_Source passage_
====================
Instead of feeding all reference documents directly into the LLM's prompt (which is computationally expensive and limited by token length), the system pre-processes a large "Knowledge base" using a Transformer to encode the text into a "Memory bank" of key-value pairs.
During inference, as the LLM generates text (e.g., "...equipped with explicit memory can __"), the current context triggers a "memory recall." This acts as a routing mechanism to find the most relevant pre-encoded memory block (in this case, "Memory $m$"). Because the memory utilizes "sparse attention," the system can efficiently search through massive amounts of data by only activating relevant attention heads.
====================
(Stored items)
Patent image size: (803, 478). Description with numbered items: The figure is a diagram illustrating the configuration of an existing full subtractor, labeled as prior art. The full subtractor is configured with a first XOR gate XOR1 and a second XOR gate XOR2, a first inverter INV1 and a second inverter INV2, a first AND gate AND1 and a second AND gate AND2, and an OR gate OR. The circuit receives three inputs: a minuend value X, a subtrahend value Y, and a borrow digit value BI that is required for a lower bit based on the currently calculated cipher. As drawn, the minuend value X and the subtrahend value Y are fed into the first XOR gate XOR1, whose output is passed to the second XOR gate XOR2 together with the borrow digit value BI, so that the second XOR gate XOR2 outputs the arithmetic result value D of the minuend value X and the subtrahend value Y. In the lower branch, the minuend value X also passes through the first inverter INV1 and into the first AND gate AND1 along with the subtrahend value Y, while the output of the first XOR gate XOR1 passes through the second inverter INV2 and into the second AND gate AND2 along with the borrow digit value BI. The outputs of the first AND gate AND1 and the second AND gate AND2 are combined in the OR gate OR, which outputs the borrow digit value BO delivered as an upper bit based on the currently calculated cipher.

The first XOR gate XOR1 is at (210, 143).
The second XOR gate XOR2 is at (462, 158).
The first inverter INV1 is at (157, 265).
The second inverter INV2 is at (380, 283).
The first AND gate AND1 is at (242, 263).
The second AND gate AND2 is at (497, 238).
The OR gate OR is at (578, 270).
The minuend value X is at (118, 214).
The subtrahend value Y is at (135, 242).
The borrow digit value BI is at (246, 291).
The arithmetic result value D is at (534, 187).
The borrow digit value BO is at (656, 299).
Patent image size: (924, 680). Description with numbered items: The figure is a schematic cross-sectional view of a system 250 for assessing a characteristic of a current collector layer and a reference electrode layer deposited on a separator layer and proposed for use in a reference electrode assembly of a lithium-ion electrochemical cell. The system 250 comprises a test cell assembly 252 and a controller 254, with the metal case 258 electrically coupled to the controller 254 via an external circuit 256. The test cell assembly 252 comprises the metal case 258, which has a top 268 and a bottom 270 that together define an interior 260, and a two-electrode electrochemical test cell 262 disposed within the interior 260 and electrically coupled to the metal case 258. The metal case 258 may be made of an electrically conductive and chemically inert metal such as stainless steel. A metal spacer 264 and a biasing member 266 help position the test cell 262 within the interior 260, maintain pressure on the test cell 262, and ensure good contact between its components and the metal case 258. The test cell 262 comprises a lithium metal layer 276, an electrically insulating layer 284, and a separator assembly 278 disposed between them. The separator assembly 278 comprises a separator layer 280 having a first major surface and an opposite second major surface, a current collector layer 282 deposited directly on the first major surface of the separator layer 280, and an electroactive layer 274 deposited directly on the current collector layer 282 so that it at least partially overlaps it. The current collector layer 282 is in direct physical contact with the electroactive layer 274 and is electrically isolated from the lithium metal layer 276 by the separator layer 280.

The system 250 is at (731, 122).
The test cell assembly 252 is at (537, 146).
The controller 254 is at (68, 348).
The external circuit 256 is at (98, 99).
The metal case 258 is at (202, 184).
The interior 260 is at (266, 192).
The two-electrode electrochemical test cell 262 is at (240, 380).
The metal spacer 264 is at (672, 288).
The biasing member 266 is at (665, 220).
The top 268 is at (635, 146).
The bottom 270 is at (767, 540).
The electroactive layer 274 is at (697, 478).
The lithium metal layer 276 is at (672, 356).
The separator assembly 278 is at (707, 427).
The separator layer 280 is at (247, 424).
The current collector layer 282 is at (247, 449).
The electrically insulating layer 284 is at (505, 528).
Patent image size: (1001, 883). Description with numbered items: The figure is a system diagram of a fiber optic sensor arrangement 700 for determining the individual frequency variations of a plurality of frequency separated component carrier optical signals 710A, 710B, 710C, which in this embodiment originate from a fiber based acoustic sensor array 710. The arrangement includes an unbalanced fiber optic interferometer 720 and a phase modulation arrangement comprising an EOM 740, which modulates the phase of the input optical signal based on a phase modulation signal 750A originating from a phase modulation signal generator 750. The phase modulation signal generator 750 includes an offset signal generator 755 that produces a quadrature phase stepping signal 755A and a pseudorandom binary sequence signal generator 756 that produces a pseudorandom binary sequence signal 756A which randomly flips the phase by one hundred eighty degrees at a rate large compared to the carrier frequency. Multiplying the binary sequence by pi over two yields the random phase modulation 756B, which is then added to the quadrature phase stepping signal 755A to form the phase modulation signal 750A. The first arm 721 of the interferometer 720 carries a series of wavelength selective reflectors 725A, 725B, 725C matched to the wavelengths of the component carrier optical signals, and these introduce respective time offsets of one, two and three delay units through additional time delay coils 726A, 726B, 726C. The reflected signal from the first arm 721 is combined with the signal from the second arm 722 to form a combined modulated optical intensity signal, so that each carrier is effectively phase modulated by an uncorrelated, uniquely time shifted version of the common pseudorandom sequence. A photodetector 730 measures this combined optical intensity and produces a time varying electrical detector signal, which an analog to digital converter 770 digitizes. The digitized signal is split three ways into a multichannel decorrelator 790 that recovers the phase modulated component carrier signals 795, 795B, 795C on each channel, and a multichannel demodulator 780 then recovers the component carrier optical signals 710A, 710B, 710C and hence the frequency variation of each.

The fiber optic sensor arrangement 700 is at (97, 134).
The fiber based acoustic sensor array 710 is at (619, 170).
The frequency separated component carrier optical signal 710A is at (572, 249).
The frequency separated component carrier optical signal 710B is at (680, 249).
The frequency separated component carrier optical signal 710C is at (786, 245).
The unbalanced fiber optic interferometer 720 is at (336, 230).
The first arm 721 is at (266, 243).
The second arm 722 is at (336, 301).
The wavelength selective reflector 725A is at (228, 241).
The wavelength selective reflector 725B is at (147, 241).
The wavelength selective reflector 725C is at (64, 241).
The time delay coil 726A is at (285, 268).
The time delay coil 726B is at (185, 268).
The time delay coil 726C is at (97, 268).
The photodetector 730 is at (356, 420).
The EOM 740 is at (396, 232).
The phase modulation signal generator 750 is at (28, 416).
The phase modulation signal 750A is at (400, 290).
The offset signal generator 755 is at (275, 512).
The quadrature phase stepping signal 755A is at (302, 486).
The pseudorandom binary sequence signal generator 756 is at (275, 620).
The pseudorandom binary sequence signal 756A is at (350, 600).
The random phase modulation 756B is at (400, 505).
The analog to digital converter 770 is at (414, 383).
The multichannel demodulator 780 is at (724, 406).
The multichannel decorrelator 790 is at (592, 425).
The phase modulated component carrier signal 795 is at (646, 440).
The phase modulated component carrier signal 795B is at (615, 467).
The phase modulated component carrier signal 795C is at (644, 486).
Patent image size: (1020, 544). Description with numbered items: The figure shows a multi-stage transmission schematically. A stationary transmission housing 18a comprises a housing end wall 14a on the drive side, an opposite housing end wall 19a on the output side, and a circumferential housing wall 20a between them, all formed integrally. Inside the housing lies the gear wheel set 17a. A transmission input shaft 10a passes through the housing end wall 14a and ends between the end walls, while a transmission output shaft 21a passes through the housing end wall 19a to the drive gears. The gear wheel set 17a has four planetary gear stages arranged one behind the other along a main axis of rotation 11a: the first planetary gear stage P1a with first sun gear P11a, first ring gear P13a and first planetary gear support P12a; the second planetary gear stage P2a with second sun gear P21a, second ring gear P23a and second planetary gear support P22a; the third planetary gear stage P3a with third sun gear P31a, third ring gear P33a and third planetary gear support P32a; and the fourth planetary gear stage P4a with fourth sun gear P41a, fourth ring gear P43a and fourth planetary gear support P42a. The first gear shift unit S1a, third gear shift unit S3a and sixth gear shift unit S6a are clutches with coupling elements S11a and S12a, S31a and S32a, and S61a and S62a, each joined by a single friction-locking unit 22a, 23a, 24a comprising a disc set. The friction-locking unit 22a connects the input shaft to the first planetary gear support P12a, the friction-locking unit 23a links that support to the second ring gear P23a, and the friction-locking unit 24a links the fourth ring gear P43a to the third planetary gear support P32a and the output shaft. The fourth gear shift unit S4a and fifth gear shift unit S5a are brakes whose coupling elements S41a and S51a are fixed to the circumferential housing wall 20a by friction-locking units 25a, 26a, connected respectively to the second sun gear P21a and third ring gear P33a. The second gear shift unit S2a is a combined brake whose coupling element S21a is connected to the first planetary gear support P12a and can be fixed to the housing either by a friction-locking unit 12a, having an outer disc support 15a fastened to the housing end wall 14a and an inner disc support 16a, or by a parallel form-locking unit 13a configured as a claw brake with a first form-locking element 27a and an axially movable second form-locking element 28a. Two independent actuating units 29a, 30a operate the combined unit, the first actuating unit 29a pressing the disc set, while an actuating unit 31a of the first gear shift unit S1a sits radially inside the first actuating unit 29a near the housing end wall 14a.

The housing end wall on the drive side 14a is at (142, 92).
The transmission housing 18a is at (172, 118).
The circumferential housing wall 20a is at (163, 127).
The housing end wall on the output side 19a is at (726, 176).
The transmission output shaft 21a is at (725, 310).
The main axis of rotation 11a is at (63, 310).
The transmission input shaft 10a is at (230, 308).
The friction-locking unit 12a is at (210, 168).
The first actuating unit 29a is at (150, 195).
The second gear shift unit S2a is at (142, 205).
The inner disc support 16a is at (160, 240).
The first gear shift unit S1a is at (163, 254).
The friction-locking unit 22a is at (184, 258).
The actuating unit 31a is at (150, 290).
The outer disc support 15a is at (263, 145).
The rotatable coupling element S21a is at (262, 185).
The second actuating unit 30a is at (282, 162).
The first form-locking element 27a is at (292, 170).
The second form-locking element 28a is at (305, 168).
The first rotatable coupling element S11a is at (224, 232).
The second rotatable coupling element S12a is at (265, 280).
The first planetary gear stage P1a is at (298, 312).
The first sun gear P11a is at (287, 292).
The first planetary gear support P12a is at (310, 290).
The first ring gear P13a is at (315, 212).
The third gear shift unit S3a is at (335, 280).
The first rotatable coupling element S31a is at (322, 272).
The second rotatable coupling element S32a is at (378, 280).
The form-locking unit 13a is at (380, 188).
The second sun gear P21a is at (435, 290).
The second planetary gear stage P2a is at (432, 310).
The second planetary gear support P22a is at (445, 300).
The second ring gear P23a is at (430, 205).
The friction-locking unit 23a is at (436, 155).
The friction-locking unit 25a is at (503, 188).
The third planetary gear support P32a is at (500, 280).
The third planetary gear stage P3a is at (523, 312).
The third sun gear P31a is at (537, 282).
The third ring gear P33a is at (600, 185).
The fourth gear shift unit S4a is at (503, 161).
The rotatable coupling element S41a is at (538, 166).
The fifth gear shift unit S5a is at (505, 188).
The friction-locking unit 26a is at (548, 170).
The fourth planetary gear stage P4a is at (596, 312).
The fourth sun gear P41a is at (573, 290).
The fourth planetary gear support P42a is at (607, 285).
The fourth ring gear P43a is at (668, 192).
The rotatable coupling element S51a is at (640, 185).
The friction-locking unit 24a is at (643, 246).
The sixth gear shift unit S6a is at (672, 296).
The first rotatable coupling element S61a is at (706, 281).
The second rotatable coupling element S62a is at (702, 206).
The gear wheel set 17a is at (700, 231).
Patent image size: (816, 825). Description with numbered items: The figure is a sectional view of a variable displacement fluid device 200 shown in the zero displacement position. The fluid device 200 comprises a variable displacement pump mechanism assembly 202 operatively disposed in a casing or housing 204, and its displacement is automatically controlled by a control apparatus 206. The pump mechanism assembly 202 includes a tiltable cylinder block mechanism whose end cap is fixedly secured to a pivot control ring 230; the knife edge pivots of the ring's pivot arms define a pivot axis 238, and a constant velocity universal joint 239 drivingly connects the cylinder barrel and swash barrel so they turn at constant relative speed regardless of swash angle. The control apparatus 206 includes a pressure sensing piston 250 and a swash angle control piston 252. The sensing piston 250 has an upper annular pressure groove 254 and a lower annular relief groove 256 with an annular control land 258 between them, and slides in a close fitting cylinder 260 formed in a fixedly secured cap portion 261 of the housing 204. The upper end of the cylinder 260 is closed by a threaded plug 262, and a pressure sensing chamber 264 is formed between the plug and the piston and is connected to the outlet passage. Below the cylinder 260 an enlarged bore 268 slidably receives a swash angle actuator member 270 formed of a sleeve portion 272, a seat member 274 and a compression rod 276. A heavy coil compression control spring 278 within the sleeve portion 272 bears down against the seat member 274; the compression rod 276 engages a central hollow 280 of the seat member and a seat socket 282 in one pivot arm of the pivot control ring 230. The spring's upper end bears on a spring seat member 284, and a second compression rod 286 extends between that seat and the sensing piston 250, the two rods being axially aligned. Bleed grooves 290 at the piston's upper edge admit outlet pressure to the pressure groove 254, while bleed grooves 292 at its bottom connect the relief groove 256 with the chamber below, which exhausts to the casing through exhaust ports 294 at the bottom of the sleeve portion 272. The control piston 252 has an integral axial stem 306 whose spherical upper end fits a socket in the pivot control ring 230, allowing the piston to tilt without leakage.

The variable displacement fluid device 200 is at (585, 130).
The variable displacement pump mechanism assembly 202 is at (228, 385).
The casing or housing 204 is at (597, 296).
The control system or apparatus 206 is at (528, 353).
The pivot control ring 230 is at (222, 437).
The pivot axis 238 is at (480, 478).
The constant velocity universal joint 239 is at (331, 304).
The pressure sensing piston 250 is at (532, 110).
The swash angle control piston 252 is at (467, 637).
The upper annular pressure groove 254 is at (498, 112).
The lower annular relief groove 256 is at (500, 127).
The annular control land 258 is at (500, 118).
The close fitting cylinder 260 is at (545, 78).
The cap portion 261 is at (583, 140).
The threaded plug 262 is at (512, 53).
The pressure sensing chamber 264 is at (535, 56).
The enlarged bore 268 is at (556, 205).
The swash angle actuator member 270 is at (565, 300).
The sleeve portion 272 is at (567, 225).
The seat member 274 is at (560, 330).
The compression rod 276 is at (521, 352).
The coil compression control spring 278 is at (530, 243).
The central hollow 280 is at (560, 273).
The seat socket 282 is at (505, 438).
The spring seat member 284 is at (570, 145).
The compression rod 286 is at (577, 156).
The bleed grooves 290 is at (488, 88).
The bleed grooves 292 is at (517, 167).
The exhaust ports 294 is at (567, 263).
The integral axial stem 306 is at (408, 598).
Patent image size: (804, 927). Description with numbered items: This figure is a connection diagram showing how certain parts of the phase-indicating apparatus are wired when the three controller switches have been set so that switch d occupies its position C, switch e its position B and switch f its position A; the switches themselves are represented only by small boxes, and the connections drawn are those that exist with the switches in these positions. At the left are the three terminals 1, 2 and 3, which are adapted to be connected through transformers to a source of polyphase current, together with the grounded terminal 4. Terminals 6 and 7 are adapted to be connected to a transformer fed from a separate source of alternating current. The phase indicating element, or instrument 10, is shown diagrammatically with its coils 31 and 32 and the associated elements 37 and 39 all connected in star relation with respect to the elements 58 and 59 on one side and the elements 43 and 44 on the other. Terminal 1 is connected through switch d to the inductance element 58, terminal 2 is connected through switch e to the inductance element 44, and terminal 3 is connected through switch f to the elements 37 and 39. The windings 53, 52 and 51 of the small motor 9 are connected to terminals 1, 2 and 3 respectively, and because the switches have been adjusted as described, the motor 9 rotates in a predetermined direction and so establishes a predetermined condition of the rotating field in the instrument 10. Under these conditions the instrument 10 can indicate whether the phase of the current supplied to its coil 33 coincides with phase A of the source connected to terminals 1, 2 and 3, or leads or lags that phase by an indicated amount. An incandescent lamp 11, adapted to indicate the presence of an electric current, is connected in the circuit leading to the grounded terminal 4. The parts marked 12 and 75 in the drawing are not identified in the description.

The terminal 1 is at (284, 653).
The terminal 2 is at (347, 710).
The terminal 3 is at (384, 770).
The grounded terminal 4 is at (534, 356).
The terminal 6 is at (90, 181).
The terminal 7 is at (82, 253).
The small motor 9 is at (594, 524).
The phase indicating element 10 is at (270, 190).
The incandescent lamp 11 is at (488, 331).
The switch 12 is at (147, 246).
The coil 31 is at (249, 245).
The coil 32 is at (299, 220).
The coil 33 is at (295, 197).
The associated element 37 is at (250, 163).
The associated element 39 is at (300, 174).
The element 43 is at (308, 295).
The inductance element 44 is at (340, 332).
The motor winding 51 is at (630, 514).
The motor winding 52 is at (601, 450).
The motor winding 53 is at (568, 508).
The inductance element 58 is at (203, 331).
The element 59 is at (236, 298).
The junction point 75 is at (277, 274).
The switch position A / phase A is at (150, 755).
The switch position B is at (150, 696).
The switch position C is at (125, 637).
====================
_Work instruction 1_
Copy the passage on explicit memory word for word, from "Instead of feeding" to "of key-value pairs.".
_Work instruction 2_
According to the passage on explicit memory, what kind of pairs make up the memory bank?
_Work instruction 3_
Continue the passage on the language model's explicit memory from the point where it ends.
The entries have no part in any of this.

_Result 1_
Instead of feeding all reference documents directly into the LLM's prompt (which is computationally expensive and limited by token length), the system pre-processes a large "Knowledge base" using a Transformer to encode the text into a "Memory bank" of key-value pairs.

_Result 2_
Key-value pairs.

_Result 3_
Once the relevant memory block is retrieved, it is treated as a "Reference" and read by the Transformer LLM using standard self-attention to complete the generation. The inclusion of texts about the hippocampus strongly implies the authors are drawing a parallel between this artificial sparse-retrieval system and how the human brain stores and recalls long-term memories.